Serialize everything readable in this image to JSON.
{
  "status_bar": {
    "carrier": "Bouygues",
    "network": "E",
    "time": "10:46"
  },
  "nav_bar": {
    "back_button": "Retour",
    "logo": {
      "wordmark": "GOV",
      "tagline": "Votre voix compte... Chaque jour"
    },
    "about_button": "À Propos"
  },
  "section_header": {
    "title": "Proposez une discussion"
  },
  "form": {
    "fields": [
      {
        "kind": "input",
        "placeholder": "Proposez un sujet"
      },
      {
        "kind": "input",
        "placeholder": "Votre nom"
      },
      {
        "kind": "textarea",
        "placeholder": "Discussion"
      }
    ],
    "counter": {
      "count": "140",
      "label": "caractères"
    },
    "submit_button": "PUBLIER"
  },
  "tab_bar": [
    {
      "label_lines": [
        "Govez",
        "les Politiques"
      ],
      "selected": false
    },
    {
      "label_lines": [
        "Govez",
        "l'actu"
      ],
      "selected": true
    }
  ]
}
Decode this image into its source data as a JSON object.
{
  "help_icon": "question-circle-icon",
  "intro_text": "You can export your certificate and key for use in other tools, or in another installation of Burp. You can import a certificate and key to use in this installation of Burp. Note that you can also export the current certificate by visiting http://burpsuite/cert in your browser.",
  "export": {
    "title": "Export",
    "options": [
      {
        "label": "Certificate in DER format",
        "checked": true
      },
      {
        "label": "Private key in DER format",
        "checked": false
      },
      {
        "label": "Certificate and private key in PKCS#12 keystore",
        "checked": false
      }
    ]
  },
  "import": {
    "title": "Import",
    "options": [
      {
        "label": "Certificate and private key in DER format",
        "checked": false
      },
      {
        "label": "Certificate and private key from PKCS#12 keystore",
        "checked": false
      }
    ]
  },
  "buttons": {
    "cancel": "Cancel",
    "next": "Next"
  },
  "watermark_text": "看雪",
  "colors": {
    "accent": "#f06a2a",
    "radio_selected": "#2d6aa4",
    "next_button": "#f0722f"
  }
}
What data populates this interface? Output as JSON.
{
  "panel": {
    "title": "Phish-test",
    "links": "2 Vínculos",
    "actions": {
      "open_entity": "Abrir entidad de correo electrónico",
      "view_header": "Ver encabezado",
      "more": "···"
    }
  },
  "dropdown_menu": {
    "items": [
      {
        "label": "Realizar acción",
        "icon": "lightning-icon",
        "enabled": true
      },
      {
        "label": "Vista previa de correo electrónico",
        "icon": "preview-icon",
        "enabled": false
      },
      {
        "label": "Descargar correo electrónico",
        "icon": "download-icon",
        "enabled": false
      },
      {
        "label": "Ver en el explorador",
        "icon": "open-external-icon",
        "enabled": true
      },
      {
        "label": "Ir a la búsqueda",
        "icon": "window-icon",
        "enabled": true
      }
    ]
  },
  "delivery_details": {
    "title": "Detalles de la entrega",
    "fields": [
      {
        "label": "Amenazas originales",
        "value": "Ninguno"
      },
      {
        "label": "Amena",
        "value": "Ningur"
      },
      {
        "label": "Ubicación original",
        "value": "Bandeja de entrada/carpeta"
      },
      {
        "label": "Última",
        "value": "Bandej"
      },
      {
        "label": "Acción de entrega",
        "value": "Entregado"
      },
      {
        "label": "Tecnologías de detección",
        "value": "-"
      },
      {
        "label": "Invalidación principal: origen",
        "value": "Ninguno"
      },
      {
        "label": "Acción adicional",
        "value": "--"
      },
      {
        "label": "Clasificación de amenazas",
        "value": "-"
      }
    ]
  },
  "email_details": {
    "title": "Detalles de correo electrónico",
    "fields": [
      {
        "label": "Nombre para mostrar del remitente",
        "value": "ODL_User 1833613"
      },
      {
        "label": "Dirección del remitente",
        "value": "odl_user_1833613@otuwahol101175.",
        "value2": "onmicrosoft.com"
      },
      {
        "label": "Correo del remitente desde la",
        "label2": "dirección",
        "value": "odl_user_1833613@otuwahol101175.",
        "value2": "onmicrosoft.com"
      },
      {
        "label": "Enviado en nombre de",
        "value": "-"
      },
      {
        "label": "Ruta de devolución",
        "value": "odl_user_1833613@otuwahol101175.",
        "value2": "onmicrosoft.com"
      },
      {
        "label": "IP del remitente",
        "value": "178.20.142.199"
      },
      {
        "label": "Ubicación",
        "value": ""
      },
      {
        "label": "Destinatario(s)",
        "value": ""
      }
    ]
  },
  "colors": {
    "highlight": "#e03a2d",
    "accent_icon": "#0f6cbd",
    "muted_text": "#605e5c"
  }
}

-*-*-

## GIVEN INSTRUCTION:
Copy each entry exactly, with nothing added or dropped.

## ANSWER TO THE TASK:
Serialize everything readable in this image to JSON.
{
  "status_bar": {
    "carrier": "Bouygues",
    "network": "E",
    "time": "10:46"
  },
  "nav_bar": {
    "back_button": "Retour",
    "logo": {
      "wordmark": "GOV",
      "tagline": "Votre voix compte... Chaque jour"
    },
    "about_button": "À Propos"
  },
  "section_header": {
    "title": "Proposez une discussion"
  },
  "form": {
    "fields": [
      {
        "kind": "input",
        "placeholder": "Proposez un sujet"
      },
      {
        "kind": "input",
        "placeholder": "Votre nom"
      },
      {
        "kind": "textarea",
        "placeholder": "Discussion"
      }
    ],
    "counter": {
      "count": "140",
      "label": "caractères"
    },
    "submit_button": "PUBLIER"
  },
  "tab_bar": [
    {
      "label_lines": [
        "Govez",
        "les Politiques"
      ],
      "selected": false
    },
    {
      "label_lines": [
        "Govez",
        "l'actu"
      ],
      "selected": true
    }
  ]
}
Decode this image into its source data as a JSON object.
{
  "help_icon": "question-circle-icon",
  "intro_text": "You can export your certificate and key for use in other tools, or in another installation of Burp. You can import a certificate and key to use in this installation of Burp. Note that you can also export the current certificate by visiting http://burpsuite/cert in your browser.",
  "export": {
    "title": "Export",
    "options": [
      {
        "label": "Certificate in DER format",
        "checked": true
      },
      {
        "label": "Private key in DER format",
        "checked": false
      },
      {
        "label": "Certificate and private key in PKCS#12 keystore",
        "checked": false
      }
    ]
  },
  "import": {
    "title": "Import",
    "options": [
      {
        "label": "Certificate and private key in DER format",
        "checked": false
      },
      {
        "label": "Certificate and private key from PKCS#12 keystore",
        "checked": false
      }
    ]
  },
  "buttons": {
    "cancel": "Cancel",
    "next": "Next"
  },
  "watermark_text": "看雪",
  "colors": {
    "accent": "#f06a2a",
    "radio_selected": "#2d6aa4",
    "next_button": "#f0722f"
  }
}
What data populates this interface? Output as JSON.
{
  "panel": {
    "title": "Phish-test",
    "links": "2 Vínculos",
    "actions": {
      "open_entity": "Abrir entidad de correo electrónico",
      "view_header": "Ver encabezado",
      "more": "···"
    }
  },
  "dropdown_menu": {
    "items": [
      {
        "label": "Realizar acción",
        "icon": "lightning-icon",
        "enabled": true
      },
      {
        "label": "Vista previa de correo electrónico",
        "icon": "preview-icon",
        "enabled": false
      },
      {
        "label": "Descargar correo electrónico",
        "icon": "download-icon",
        "enabled": false
      },
      {
        "label": "Ver en el explorador",
        "icon": "open-external-icon",
        "enabled": true
      },
      {
        "label": "Ir a la búsqueda",
        "icon": "window-icon",
        "enabled": true
      }
    ]
  },
  "delivery_details": {
    "title": "Detalles de la entrega",
    "fields": [
      {
        "label": "Amenazas originales",
        "value": "Ninguno"
      },
      {
        "label": "Amena",
        "value": "Ningur"
      },
      {
        "label": "Ubicación original",
        "value": "Bandeja de entrada/carpeta"
      },
      {
        "label": "Última",
        "value": "Bandej"
      },
      {
        "label": "Acción de entrega",
        "value": "Entregado"
      },
      {
        "label": "Tecnologías de detección",
        "value": "-"
      },
      {
        "label": "Invalidación principal: origen",
        "value": "Ninguno"
      },
      {
        "label": "Acción adicional",
        "value": "--"
      },
      {
        "label": "Clasificación de amenazas",
        "value": "-"
      }
    ]
  },
  "email_details": {
    "title": "Detalles de correo electrónico",
    "fields": [
      {
        "label": "Nombre para mostrar del remitente",
        "value": "ODL_User 1833613"
      },
      {
        "label": "Dirección del remitente",
        "value": "odl_user_1833613@otuwahol101175.",
        "value2": "onmicrosoft.com"
      },
      {
        "label": "Correo del remitente desde la",
        "label2": "dirección",
        "value": "odl_user_1833613@otuwahol101175.",
        "value2": "onmicrosoft.com"
      },
      {
        "label": "Enviado en nombre de",
        "value": "-"
      },
      {
        "label": "Ruta de devolución",
        "value": "odl_user_1833613@otuwahol101175.",
        "value2": "onmicrosoft.com"
      },
      {
        "label": "IP del remitente",
        "value": "178.20.142.199"
      },
      {
        "label": "Ubicación",
        "value": ""
      },
      {
        "label": "Destinatario(s)",
        "value": ""
      }
    ]
  },
  "colors": {
    "highlight": "#e03a2d",
    "accent_icon": "#0f6cbd",
    "muted_text": "#605e5c"
  }
}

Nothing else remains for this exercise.